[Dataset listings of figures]
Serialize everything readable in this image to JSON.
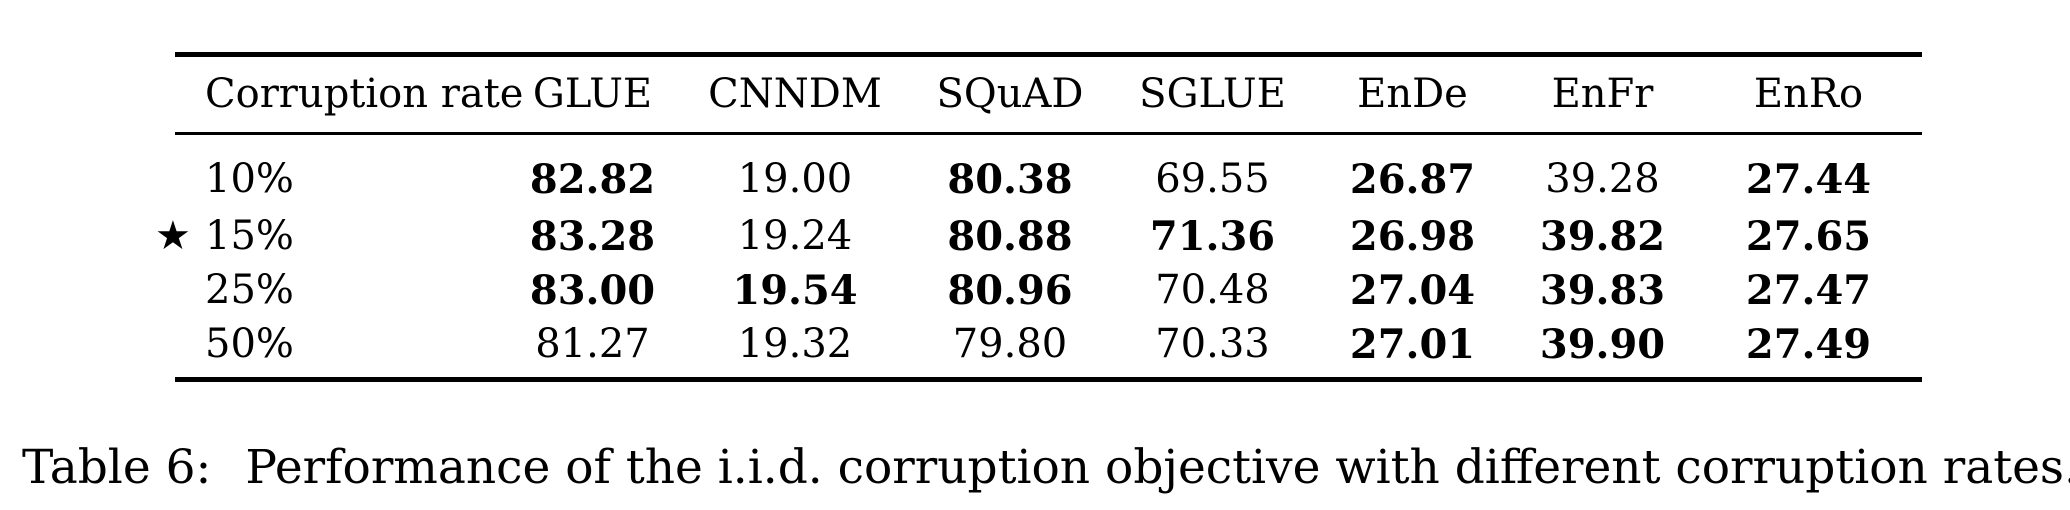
{
  "table": {
    "columns": [
      "Corruption rate",
      "GLUE",
      "CNNDM",
      "SQuAD",
      "SGLUE",
      "EnDe",
      "EnFr",
      "EnRo"
    ],
    "rows": [
      {
        "marker": "",
        "rate": "10%",
        "values": [
          "82.82",
          "19.00",
          "80.38",
          "69.55",
          "26.87",
          "39.28",
          "27.44"
        ],
        "bold": [
          true,
          false,
          true,
          false,
          true,
          false,
          true
        ]
      },
      {
        "marker": "★",
        "rate": "15%",
        "values": [
          "83.28",
          "19.24",
          "80.88",
          "71.36",
          "26.98",
          "39.82",
          "27.65"
        ],
        "bold": [
          true,
          false,
          true,
          true,
          true,
          true,
          true
        ]
      },
      {
        "marker": "",
        "rate": "25%",
        "values": [
          "83.00",
          "19.54",
          "80.96",
          "70.48",
          "27.04",
          "39.83",
          "27.47"
        ],
        "bold": [
          true,
          true,
          true,
          false,
          true,
          true,
          true
        ]
      },
      {
        "marker": "",
        "rate": "50%",
        "values": [
          "81.27",
          "19.32",
          "79.80",
          "70.33",
          "27.01",
          "39.90",
          "27.49"
        ],
        "bold": [
          false,
          false,
          false,
          false,
          true,
          true,
          true
        ]
      }
    ]
  },
  "caption": {
    "label": "Table 6:",
    "text": "Performance of the i.i.d. corruption objective with different corruption rates."
  }
}
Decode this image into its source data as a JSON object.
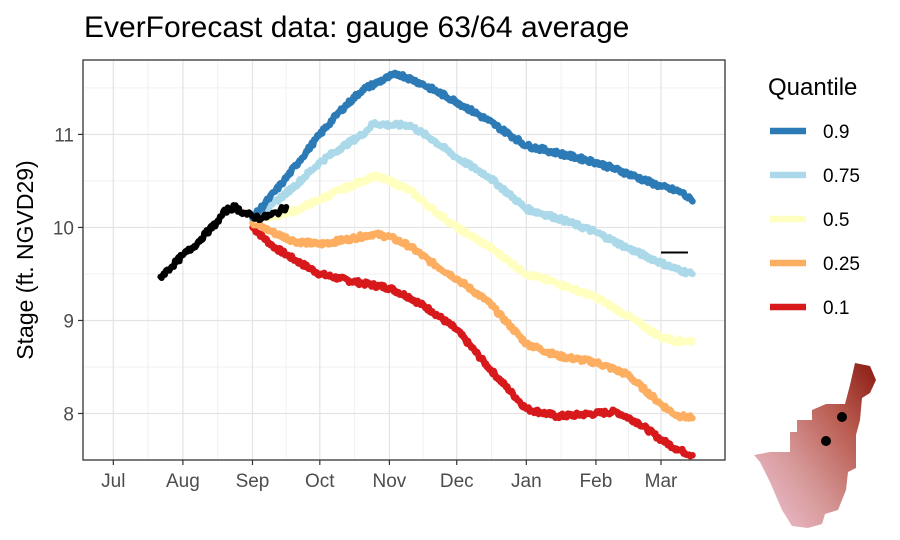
{
  "chart_data": {
    "type": "line",
    "title": "EverForecast data: gauge 63/64 average",
    "xlabel": "",
    "ylabel": "Stage (ft. NGVD29)",
    "x_ticks": [
      "Jul",
      "Aug",
      "Sep",
      "Oct",
      "Nov",
      "Dec",
      "Jan",
      "Feb",
      "Mar"
    ],
    "y_ticks": [
      8,
      9,
      10,
      11
    ],
    "ylim": [
      7.5,
      11.8
    ],
    "grid": true,
    "legend": {
      "title": "Quantile",
      "position": "right"
    },
    "observed": {
      "color": "#000000",
      "points": [
        [
          "2023-07-22",
          9.47
        ],
        [
          "2023-07-27",
          9.58
        ],
        [
          "2023-08-01",
          9.7
        ],
        [
          "2023-08-06",
          9.8
        ],
        [
          "2023-08-11",
          9.93
        ],
        [
          "2023-08-16",
          10.05
        ],
        [
          "2023-08-20",
          10.18
        ],
        [
          "2023-08-24",
          10.22
        ],
        [
          "2023-08-28",
          10.16
        ],
        [
          "2023-09-01",
          10.12
        ],
        [
          "2023-09-05",
          10.1
        ],
        [
          "2023-09-09",
          10.13
        ],
        [
          "2023-09-12",
          10.16
        ],
        [
          "2023-09-16",
          10.22
        ]
      ]
    },
    "reference_segment": {
      "color": "#000000",
      "x": [
        "2024-03-01",
        "2024-03-13"
      ],
      "y": 9.73
    },
    "series": [
      {
        "name": "0.9",
        "color": "#2c7bb6",
        "points": [
          [
            "2023-09-01",
            10.1
          ],
          [
            "2023-09-08",
            10.3
          ],
          [
            "2023-09-15",
            10.5
          ],
          [
            "2023-09-22",
            10.72
          ],
          [
            "2023-10-01",
            11.0
          ],
          [
            "2023-10-10",
            11.25
          ],
          [
            "2023-10-20",
            11.48
          ],
          [
            "2023-11-01",
            11.62
          ],
          [
            "2023-11-05",
            11.65
          ],
          [
            "2023-11-15",
            11.55
          ],
          [
            "2023-12-01",
            11.35
          ],
          [
            "2023-12-15",
            11.15
          ],
          [
            "2024-01-01",
            10.88
          ],
          [
            "2024-01-15",
            10.8
          ],
          [
            "2024-02-01",
            10.7
          ],
          [
            "2024-02-15",
            10.58
          ],
          [
            "2024-03-01",
            10.44
          ],
          [
            "2024-03-10",
            10.38
          ],
          [
            "2024-03-15",
            10.28
          ]
        ]
      },
      {
        "name": "0.75",
        "color": "#abd9e9",
        "points": [
          [
            "2023-09-01",
            10.1
          ],
          [
            "2023-09-10",
            10.25
          ],
          [
            "2023-09-20",
            10.45
          ],
          [
            "2023-10-01",
            10.7
          ],
          [
            "2023-10-10",
            10.85
          ],
          [
            "2023-10-20",
            11.0
          ],
          [
            "2023-10-25",
            11.12
          ],
          [
            "2023-11-01",
            11.1
          ],
          [
            "2023-11-10",
            11.1
          ],
          [
            "2023-11-20",
            10.95
          ],
          [
            "2023-12-01",
            10.75
          ],
          [
            "2023-12-15",
            10.55
          ],
          [
            "2024-01-01",
            10.2
          ],
          [
            "2024-01-15",
            10.1
          ],
          [
            "2024-02-01",
            9.95
          ],
          [
            "2024-02-15",
            9.78
          ],
          [
            "2024-03-01",
            9.62
          ],
          [
            "2024-03-08",
            9.55
          ],
          [
            "2024-03-15",
            9.5
          ]
        ]
      },
      {
        "name": "0.5",
        "color": "#ffffbf",
        "points": [
          [
            "2023-09-01",
            10.1
          ],
          [
            "2023-09-10",
            10.12
          ],
          [
            "2023-09-20",
            10.18
          ],
          [
            "2023-10-01",
            10.3
          ],
          [
            "2023-10-10",
            10.4
          ],
          [
            "2023-10-20",
            10.5
          ],
          [
            "2023-10-25",
            10.55
          ],
          [
            "2023-11-01",
            10.5
          ],
          [
            "2023-11-10",
            10.4
          ],
          [
            "2023-11-20",
            10.2
          ],
          [
            "2023-12-01",
            10.0
          ],
          [
            "2023-12-15",
            9.8
          ],
          [
            "2024-01-01",
            9.5
          ],
          [
            "2024-01-15",
            9.4
          ],
          [
            "2024-02-01",
            9.25
          ],
          [
            "2024-02-15",
            9.05
          ],
          [
            "2024-03-01",
            8.82
          ],
          [
            "2024-03-08",
            8.78
          ],
          [
            "2024-03-15",
            8.78
          ]
        ]
      },
      {
        "name": "0.25",
        "color": "#fdae61",
        "points": [
          [
            "2023-09-01",
            10.05
          ],
          [
            "2023-09-10",
            9.95
          ],
          [
            "2023-09-20",
            9.85
          ],
          [
            "2023-10-01",
            9.82
          ],
          [
            "2023-10-15",
            9.88
          ],
          [
            "2023-10-25",
            9.93
          ],
          [
            "2023-11-01",
            9.9
          ],
          [
            "2023-11-10",
            9.8
          ],
          [
            "2023-11-20",
            9.62
          ],
          [
            "2023-12-01",
            9.45
          ],
          [
            "2023-12-15",
            9.2
          ],
          [
            "2024-01-01",
            8.75
          ],
          [
            "2024-01-15",
            8.62
          ],
          [
            "2024-02-01",
            8.55
          ],
          [
            "2024-02-15",
            8.42
          ],
          [
            "2024-03-01",
            8.1
          ],
          [
            "2024-03-08",
            7.98
          ],
          [
            "2024-03-15",
            7.95
          ]
        ]
      },
      {
        "name": "0.1",
        "color": "#d7191c",
        "points": [
          [
            "2023-09-01",
            10.0
          ],
          [
            "2023-09-10",
            9.8
          ],
          [
            "2023-09-20",
            9.65
          ],
          [
            "2023-10-01",
            9.5
          ],
          [
            "2023-10-10",
            9.45
          ],
          [
            "2023-10-20",
            9.4
          ],
          [
            "2023-11-01",
            9.35
          ],
          [
            "2023-11-10",
            9.25
          ],
          [
            "2023-11-20",
            9.1
          ],
          [
            "2023-12-01",
            8.9
          ],
          [
            "2023-12-15",
            8.5
          ],
          [
            "2024-01-01",
            8.05
          ],
          [
            "2024-01-15",
            7.97
          ],
          [
            "2024-02-01",
            8.0
          ],
          [
            "2024-02-10",
            8.02
          ],
          [
            "2024-02-20",
            7.9
          ],
          [
            "2024-03-01",
            7.72
          ],
          [
            "2024-03-08",
            7.62
          ],
          [
            "2024-03-15",
            7.55
          ]
        ]
      }
    ]
  },
  "inset_map": {
    "gradient": [
      "#f1c6da",
      "#d79a9a",
      "#b85a4e",
      "#8a1a12"
    ],
    "marker_color": "#000000"
  }
}
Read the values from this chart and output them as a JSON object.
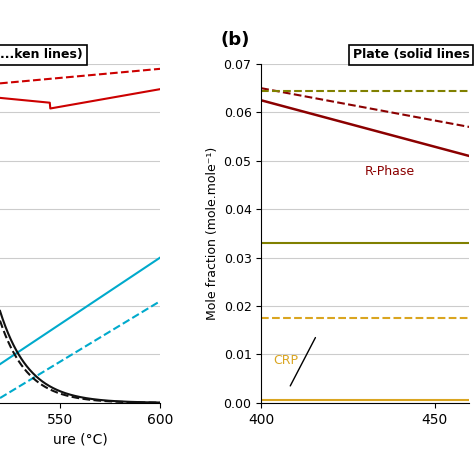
{
  "panel_a": {
    "title": "...ken lines)",
    "xlim": [
      520,
      600
    ],
    "xticks": [
      550,
      600
    ],
    "ylim": [
      0,
      0.07
    ],
    "xlabel_suffix": "ure (°C)"
  },
  "panel_b": {
    "title": "Plate (solid lines",
    "ylabel": "Mole fraction (mole.mole⁻¹)",
    "xlim": [
      400,
      460
    ],
    "xticks": [
      400,
      450
    ],
    "ylim": [
      0,
      0.07
    ],
    "yticks": [
      0,
      0.01,
      0.02,
      0.03,
      0.04,
      0.05,
      0.06,
      0.07
    ]
  },
  "bg_color": "#ffffff",
  "grid_color": "#cccccc",
  "label_b_text": "(b)"
}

* Problem details: Working from the material above, state how many lines contain "this"; give only the number.

* Response: 3